((

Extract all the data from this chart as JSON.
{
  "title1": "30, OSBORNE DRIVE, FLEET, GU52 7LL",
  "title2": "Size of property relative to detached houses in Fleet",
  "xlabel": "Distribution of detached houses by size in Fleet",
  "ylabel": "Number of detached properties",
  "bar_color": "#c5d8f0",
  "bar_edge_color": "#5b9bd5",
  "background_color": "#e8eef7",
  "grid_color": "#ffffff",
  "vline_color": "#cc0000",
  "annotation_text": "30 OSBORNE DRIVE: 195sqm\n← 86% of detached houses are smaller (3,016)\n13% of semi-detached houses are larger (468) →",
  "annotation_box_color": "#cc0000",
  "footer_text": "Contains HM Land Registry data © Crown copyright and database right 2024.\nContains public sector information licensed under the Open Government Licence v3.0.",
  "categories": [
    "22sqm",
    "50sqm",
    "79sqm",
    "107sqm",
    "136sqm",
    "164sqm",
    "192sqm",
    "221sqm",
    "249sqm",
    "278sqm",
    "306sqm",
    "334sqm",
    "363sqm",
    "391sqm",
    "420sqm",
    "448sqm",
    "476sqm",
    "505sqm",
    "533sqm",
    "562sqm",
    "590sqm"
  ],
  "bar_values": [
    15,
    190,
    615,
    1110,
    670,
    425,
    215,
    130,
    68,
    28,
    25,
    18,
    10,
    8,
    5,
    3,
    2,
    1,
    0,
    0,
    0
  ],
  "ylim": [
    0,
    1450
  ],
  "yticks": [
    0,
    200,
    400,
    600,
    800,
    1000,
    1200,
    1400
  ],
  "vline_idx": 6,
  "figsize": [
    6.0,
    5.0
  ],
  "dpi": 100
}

))

#### Task goal
Repeat the lines above exactly.

#### Worked solution
Extract all the data from this chart as JSON.
{
  "title1": "30, OSBORNE DRIVE, FLEET, GU52 7LL",
  "title2": "Size of property relative to detached houses in Fleet",
  "xlabel": "Distribution of detached houses by size in Fleet",
  "ylabel": "Number of detached properties",
  "bar_color": "#c5d8f0",
  "bar_edge_color": "#5b9bd5",
  "background_color": "#e8eef7",
  "grid_color": "#ffffff",
  "vline_color": "#cc0000",
  "annotation_text": "30 OSBORNE DRIVE: 195sqm\n← 86% of detached houses are smaller (3,016)\n13% of semi-detached houses are larger (468) →",
  "annotation_box_color": "#cc0000",
  "footer_text": "Contains HM Land Registry data © Crown copyright and database right 2024.\nContains public sector information licensed under the Open Government Licence v3.0.",
  "categories": [
    "22sqm",
    "50sqm",
    "79sqm",
    "107sqm",
    "136sqm",
    "164sqm",
    "192sqm",
    "221sqm",
    "249sqm",
    "278sqm",
    "306sqm",
    "334sqm",
    "363sqm",
    "391sqm",
    "420sqm",
    "448sqm",
    "476sqm",
    "505sqm",
    "533sqm",
    "562sqm",
    "590sqm"
  ],
  "bar_values": [
    15,
    190,
    615,
    1110,
    670,
    425,
    215,
    130,
    68,
    28,
    25,
    18,
    10,
    8,
    5,
    3,
    2,
    1,
    0,
    0,
    0
  ],
  "ylim": [
    0,
    1450
  ],
  "yticks": [
    0,
    200,
    400,
    600,
    800,
    1000,
    1200,
    1400
  ],
  "vline_idx": 6,
  "figsize": [
    6.0,
    5.0
  ],
  "dpi": 100
}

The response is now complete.